* [Request]
Skip the pictures. Reproduce all other material exactly.

* [Task inputs]
----

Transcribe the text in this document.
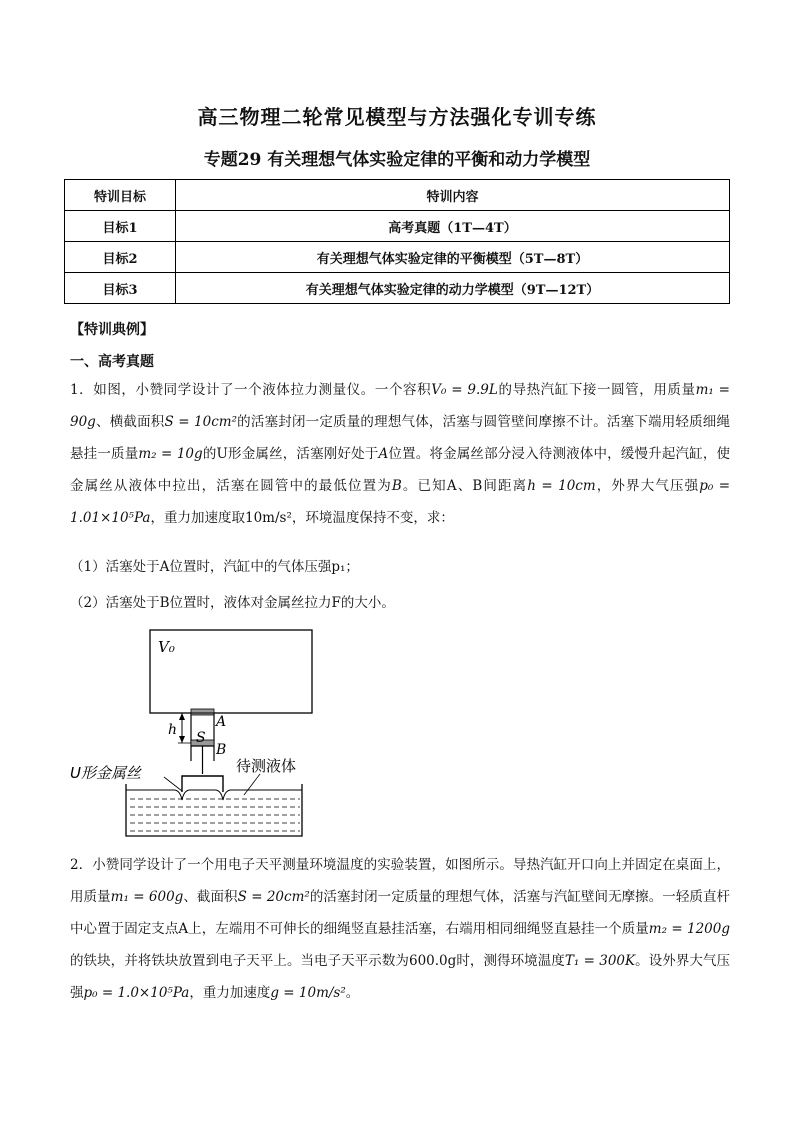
高三物理二轮常见模型与方法强化专训专练
专题29 有关理想气体实验定律的平衡和动力学模型
特训目标	特训内容
目标1	高考真题（1T—4T）
目标2	有关理想气体实验定律的平衡模型（5T—8T）
目标3	有关理想气体实验定律的动力学模型（9T—12T）
【特训典例】
一、高考真题
1．如图，小赞同学设计了一个液体拉力测量仪。一个容积V₀ = 9.9L的导热汽缸下接一圆管，用质量m₁ = 90g、横截面积S = 10cm²的活塞封闭一定质量的理想气体，活塞与圆管壁间摩擦不计。活塞下端用轻质细绳悬挂一质量m₂ = 10g的U形金属丝，活塞刚好处于A位置。将金属丝部分浸入待测液体中，缓慢升起汽缸，使金属丝从液体中拉出，活塞在圆管中的最低位置为B。已知A、B间距离h = 10cm，外界大气压强p₀ = 1.01×10⁵Pa，重力加速度取10m/s²，环境温度保持不变，求：
（1）活塞处于A位置时，汽缸中的气体压强p₁；
（2）活塞处于B位置时，液体对金属丝拉力F的大小。
V₀
A
S
B
h
U形金属丝	待测液体
2．小赞同学设计了一个用电子天平测量环境温度的实验装置，如图所示。导热汽缸开口向上并固定在桌面上，用质量m₁ = 600g、截面积S = 20cm²的活塞封闭一定质量的理想气体，活塞与汽缸壁间无摩擦。一轻质直杆中心置于固定支点A上，左端用不可伸长的细绳竖直悬挂活塞，右端用相同细绳竖直悬挂一个质量m₂ = 1200g的铁块，并将铁块放置到电子天平上。当电子天平示数为600.0g时，测得环境温度T₁ = 300K。设外界大气压强p₀ = 1.0×10⁵Pa，重力加速度g = 10m/s²。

----

* [Solution to this exercise]
Transcribe the text in this document.
高三物理二轮常见模型与方法强化专训专练
专题29 有关理想气体实验定律的平衡和动力学模型
特训目标	特训内容
目标1	高考真题（1T—4T）
目标2	有关理想气体实验定律的平衡模型（5T—8T）
目标3	有关理想气体实验定律的动力学模型（9T—12T）
【特训典例】
一、高考真题
1．如图，小赞同学设计了一个液体拉力测量仪。一个容积V₀ = 9.9L的导热汽缸下接一圆管，用质量m₁ = 90g、横截面积S = 10cm²的活塞封闭一定质量的理想气体，活塞与圆管壁间摩擦不计。活塞下端用轻质细绳悬挂一质量m₂ = 10g的U形金属丝，活塞刚好处于A位置。将金属丝部分浸入待测液体中，缓慢升起汽缸，使金属丝从液体中拉出，活塞在圆管中的最低位置为B。已知A、B间距离h = 10cm，外界大气压强p₀ = 1.01×10⁵Pa，重力加速度取10m/s²，环境温度保持不变，求：
（1）活塞处于A位置时，汽缸中的气体压强p₁；
（2）活塞处于B位置时，液体对金属丝拉力F的大小。
V₀
A
S
B
h
U形金属丝	待测液体
2．小赞同学设计了一个用电子天平测量环境温度的实验装置，如图所示。导热汽缸开口向上并固定在桌面上，用质量m₁ = 600g、截面积S = 20cm²的活塞封闭一定质量的理想气体，活塞与汽缸壁间无摩擦。一轻质直杆中心置于固定支点A上，左端用不可伸长的细绳竖直悬挂活塞，右端用相同细绳竖直悬挂一个质量m₂ = 1200g的铁块，并将铁块放置到电子天平上。当电子天平示数为600.0g时，测得环境温度T₁ = 300K。设外界大气压强p₀ = 1.0×10⁵Pa，重力加速度g = 10m/s²。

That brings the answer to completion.